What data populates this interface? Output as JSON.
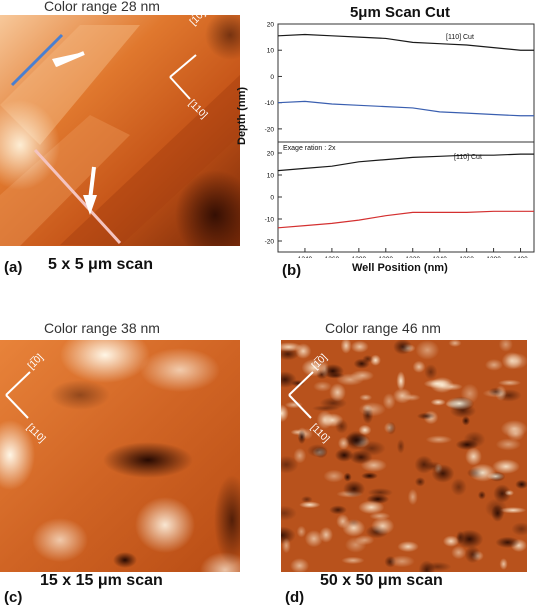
{
  "panel_a": {
    "caption": "Color range 28 nm",
    "letter": "(a)",
    "scan": "5  x 5 μm scan",
    "dir_110": "[110]",
    "dir_1bar10": "[1̅0]"
  },
  "panel_b": {
    "letter": "(b)",
    "title": "5μm Scan Cut"
  },
  "panel_c": {
    "caption": "Color range 38 nm",
    "letter": "(c)",
    "scan": "15  x 15 μm scan",
    "dir_110": "[110]",
    "dir_1bar10": "[1̅0]"
  },
  "panel_d": {
    "caption": "Color range 46 nm",
    "letter": "(d)",
    "scan": "50  x 50 μm scan",
    "dir_110": "[110]",
    "dir_1bar10": "[1̅0]"
  },
  "chart_data": [
    {
      "type": "line",
      "panel": "top",
      "annotation": "[110] Cut",
      "ylabel": "Depth (nm)",
      "xlim": [
        1220,
        1410
      ],
      "ylim": [
        -25,
        20
      ],
      "y_ticks": [
        20,
        10,
        0,
        -10,
        -20
      ],
      "series": [
        {
          "color": "#1a1a1a",
          "x": [
            1220,
            1240,
            1260,
            1280,
            1300,
            1320,
            1340,
            1360,
            1380,
            1400,
            1410
          ],
          "y": [
            15.5,
            16,
            15.5,
            15,
            14.5,
            13,
            12.5,
            12,
            11,
            10,
            10
          ]
        },
        {
          "color": "#3a5fb0",
          "x": [
            1220,
            1240,
            1260,
            1280,
            1300,
            1320,
            1340,
            1360,
            1380,
            1400,
            1410
          ],
          "y": [
            -10,
            -9.5,
            -10.5,
            -11,
            -11.5,
            -12,
            -13.5,
            -14,
            -14.5,
            -15,
            -15
          ]
        }
      ]
    },
    {
      "type": "line",
      "panel": "bottom",
      "annotation": "[110] Cut",
      "note": "Exage ration : 2x",
      "xlabel": "Well Position (nm)",
      "xlim": [
        1220,
        1410
      ],
      "ylim": [
        -25,
        25
      ],
      "x_ticks": [
        1240,
        1260,
        1280,
        1300,
        1320,
        1340,
        1360,
        1380,
        1400
      ],
      "y_ticks": [
        20,
        10,
        0,
        -10,
        -20
      ],
      "series": [
        {
          "color": "#1a1a1a",
          "x": [
            1220,
            1240,
            1260,
            1280,
            1300,
            1320,
            1340,
            1360,
            1380,
            1400,
            1410
          ],
          "y": [
            12,
            13,
            14,
            16,
            17,
            18,
            18.5,
            19,
            19,
            19.5,
            19.5
          ]
        },
        {
          "color": "#d43030",
          "x": [
            1220,
            1240,
            1260,
            1280,
            1300,
            1320,
            1340,
            1360,
            1380,
            1400,
            1410
          ],
          "y": [
            -14,
            -13,
            -12,
            -10.5,
            -8.5,
            -7,
            -7,
            -7,
            -6.5,
            -6.5,
            -6.5
          ]
        }
      ]
    }
  ]
}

******************************

Your instructions :: Output the data above without changes, apart from leaving out the pictures.

Full response ::
What data populates this interface? Output as JSON.
{
  "panel_a": {
    "caption": "Color range 28 nm",
    "letter": "(a)",
    "scan": "5  x 5 μm scan",
    "dir_110": "[110]",
    "dir_1bar10": "[1̅0]"
  },
  "panel_b": {
    "letter": "(b)",
    "title": "5μm Scan Cut"
  },
  "panel_c": {
    "caption": "Color range 38 nm",
    "letter": "(c)",
    "scan": "15  x 15 μm scan",
    "dir_110": "[110]",
    "dir_1bar10": "[1̅0]"
  },
  "panel_d": {
    "caption": "Color range 46 nm",
    "letter": "(d)",
    "scan": "50  x 50 μm scan",
    "dir_110": "[110]",
    "dir_1bar10": "[1̅0]"
  },
  "chart_data": [
    {
      "type": "line",
      "panel": "top",
      "annotation": "[110] Cut",
      "ylabel": "Depth (nm)",
      "xlim": [
        1220,
        1410
      ],
      "ylim": [
        -25,
        20
      ],
      "y_ticks": [
        20,
        10,
        0,
        -10,
        -20
      ],
      "series": [
        {
          "color": "#1a1a1a",
          "x": [
            1220,
            1240,
            1260,
            1280,
            1300,
            1320,
            1340,
            1360,
            1380,
            1400,
            1410
          ],
          "y": [
            15.5,
            16,
            15.5,
            15,
            14.5,
            13,
            12.5,
            12,
            11,
            10,
            10
          ]
        },
        {
          "color": "#3a5fb0",
          "x": [
            1220,
            1240,
            1260,
            1280,
            1300,
            1320,
            1340,
            1360,
            1380,
            1400,
            1410
          ],
          "y": [
            -10,
            -9.5,
            -10.5,
            -11,
            -11.5,
            -12,
            -13.5,
            -14,
            -14.5,
            -15,
            -15
          ]
        }
      ]
    },
    {
      "type": "line",
      "panel": "bottom",
      "annotation": "[110] Cut",
      "note": "Exage ration : 2x",
      "xlabel": "Well Position (nm)",
      "xlim": [
        1220,
        1410
      ],
      "ylim": [
        -25,
        25
      ],
      "x_ticks": [
        1240,
        1260,
        1280,
        1300,
        1320,
        1340,
        1360,
        1380,
        1400
      ],
      "y_ticks": [
        20,
        10,
        0,
        -10,
        -20
      ],
      "series": [
        {
          "color": "#1a1a1a",
          "x": [
            1220,
            1240,
            1260,
            1280,
            1300,
            1320,
            1340,
            1360,
            1380,
            1400,
            1410
          ],
          "y": [
            12,
            13,
            14,
            16,
            17,
            18,
            18.5,
            19,
            19,
            19.5,
            19.5
          ]
        },
        {
          "color": "#d43030",
          "x": [
            1220,
            1240,
            1260,
            1280,
            1300,
            1320,
            1340,
            1360,
            1380,
            1400,
            1410
          ],
          "y": [
            -14,
            -13,
            -12,
            -10.5,
            -8.5,
            -7,
            -7,
            -7,
            -6.5,
            -6.5,
            -6.5
          ]
        }
      ]
    }
  ]
}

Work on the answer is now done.